Data extracted from a collection:

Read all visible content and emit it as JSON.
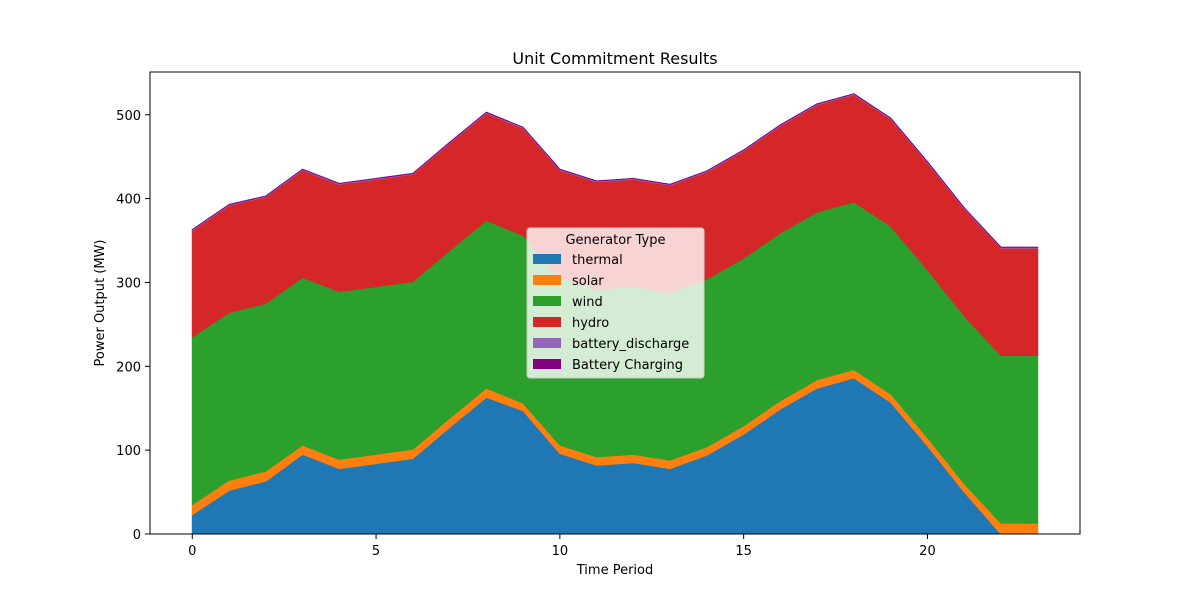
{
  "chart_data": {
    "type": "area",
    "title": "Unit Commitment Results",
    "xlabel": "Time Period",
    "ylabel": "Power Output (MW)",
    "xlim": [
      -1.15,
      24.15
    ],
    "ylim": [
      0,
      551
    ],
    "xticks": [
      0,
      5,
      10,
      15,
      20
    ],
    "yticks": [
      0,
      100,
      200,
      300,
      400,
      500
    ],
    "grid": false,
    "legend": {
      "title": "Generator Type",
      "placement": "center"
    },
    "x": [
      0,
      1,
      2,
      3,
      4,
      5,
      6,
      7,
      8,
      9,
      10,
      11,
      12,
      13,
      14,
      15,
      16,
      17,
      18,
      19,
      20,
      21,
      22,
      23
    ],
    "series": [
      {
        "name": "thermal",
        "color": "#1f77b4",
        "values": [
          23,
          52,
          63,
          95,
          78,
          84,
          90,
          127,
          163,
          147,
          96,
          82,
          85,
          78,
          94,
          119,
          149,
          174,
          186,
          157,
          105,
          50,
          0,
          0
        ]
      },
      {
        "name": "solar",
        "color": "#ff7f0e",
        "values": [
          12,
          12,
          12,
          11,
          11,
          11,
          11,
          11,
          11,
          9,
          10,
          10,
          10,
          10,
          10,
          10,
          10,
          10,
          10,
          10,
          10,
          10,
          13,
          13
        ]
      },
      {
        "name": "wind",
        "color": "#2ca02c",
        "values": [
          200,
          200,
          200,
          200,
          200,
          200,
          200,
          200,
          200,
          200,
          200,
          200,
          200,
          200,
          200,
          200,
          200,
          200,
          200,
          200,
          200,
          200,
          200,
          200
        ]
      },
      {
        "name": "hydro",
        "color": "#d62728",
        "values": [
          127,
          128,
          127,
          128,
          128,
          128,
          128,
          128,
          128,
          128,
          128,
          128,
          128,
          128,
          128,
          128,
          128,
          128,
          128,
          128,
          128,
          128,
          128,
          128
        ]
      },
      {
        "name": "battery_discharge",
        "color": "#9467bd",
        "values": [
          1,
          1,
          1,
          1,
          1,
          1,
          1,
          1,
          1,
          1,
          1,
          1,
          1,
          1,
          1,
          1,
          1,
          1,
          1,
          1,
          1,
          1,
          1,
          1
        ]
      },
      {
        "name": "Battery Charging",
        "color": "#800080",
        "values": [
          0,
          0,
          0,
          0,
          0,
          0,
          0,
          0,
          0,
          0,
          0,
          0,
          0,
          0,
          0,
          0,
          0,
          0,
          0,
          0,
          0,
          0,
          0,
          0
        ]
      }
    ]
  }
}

==

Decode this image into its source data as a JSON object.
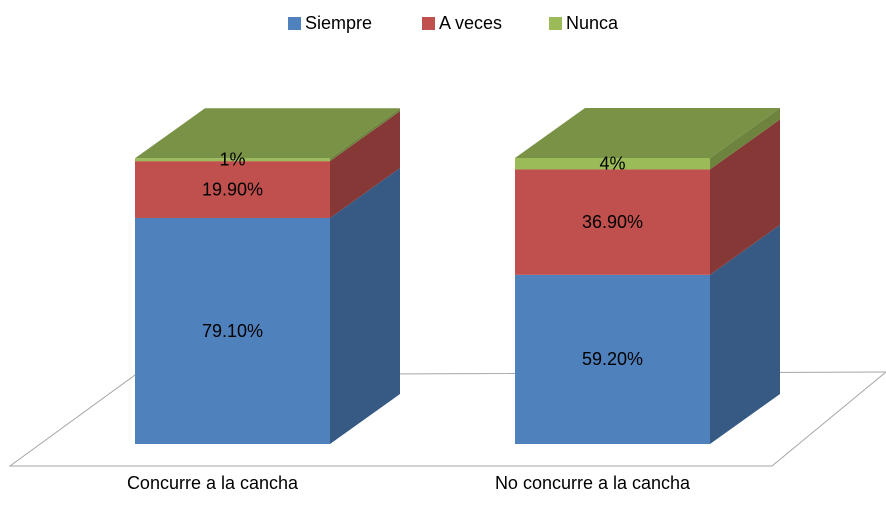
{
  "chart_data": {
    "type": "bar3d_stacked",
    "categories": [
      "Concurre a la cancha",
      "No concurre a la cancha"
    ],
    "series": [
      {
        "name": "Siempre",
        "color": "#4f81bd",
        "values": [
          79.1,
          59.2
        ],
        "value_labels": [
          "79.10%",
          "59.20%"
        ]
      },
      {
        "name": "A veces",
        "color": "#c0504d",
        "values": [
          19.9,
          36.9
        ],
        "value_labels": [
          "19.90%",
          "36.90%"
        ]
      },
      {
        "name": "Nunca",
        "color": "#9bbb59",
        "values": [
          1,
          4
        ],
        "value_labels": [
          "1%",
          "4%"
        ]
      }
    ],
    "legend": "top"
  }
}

---

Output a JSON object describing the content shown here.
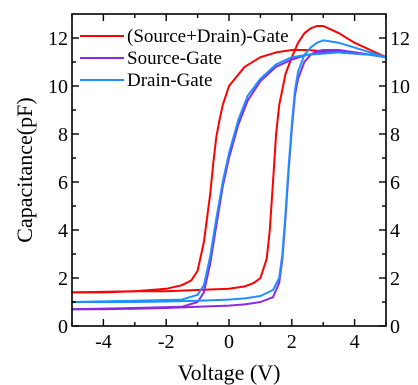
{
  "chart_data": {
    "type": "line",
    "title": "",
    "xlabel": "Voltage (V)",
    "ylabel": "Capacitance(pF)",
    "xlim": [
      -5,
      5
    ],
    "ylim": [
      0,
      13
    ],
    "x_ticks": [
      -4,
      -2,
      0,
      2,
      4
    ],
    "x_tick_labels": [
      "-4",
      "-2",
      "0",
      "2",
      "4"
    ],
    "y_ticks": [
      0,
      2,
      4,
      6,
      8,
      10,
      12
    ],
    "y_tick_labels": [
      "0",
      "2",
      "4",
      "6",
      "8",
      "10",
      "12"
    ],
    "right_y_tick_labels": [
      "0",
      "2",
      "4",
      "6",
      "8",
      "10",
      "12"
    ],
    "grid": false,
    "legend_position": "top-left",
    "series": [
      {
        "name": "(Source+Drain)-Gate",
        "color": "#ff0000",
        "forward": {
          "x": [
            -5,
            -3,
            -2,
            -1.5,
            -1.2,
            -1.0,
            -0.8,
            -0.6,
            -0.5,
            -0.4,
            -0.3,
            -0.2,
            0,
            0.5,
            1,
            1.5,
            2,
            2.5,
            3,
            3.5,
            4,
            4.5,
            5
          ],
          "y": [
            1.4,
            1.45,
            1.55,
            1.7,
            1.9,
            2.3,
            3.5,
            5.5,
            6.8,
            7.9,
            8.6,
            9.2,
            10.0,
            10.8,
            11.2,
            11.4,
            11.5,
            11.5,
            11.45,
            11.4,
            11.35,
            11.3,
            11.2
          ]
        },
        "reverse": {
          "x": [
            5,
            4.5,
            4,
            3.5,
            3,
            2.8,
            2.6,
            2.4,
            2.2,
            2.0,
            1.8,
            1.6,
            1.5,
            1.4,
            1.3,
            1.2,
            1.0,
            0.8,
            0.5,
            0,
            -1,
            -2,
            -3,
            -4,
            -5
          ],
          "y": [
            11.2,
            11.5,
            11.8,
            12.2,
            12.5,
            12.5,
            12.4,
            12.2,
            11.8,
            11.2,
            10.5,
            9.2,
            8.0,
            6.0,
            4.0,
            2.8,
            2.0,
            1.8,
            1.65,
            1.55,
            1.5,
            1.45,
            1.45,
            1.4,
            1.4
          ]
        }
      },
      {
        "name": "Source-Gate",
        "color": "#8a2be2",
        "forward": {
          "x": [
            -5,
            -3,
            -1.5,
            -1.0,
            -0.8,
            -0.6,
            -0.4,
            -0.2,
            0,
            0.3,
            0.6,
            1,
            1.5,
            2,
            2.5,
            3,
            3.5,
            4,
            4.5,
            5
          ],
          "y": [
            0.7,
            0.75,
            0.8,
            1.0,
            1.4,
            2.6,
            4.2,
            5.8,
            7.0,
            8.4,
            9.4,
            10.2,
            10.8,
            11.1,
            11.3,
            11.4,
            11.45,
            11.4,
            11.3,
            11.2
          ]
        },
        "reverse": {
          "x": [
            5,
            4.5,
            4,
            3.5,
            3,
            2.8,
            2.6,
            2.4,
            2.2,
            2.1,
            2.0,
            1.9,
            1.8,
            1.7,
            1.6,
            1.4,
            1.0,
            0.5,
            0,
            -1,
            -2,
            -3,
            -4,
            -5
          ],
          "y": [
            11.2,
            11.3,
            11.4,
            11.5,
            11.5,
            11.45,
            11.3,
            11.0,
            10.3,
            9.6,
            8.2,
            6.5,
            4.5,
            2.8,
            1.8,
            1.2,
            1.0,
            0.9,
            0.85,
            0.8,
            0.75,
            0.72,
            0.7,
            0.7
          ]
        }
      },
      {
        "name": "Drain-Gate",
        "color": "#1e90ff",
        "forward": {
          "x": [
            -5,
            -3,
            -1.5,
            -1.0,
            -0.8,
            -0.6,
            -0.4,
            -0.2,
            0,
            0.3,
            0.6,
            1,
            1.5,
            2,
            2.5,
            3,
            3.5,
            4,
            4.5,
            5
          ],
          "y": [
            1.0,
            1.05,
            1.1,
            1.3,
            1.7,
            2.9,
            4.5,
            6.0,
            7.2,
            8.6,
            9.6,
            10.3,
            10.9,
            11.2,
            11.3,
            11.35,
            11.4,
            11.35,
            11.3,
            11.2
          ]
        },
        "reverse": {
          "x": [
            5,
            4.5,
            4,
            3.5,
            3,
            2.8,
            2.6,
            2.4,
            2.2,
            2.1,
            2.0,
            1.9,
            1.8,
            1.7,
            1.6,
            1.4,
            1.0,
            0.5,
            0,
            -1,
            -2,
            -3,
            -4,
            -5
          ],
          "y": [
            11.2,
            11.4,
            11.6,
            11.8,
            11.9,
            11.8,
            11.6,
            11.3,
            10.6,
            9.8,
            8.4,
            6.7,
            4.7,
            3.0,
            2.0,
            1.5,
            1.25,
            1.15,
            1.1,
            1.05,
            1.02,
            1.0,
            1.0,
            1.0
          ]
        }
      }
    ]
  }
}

Job: Check each line of the records above for "Gate", and copy those that have it.

Solution for this exercise:
        "name": "(Source+Drain)-Gate",
        "name": "Source-Gate",
        "name": "Drain-Gate",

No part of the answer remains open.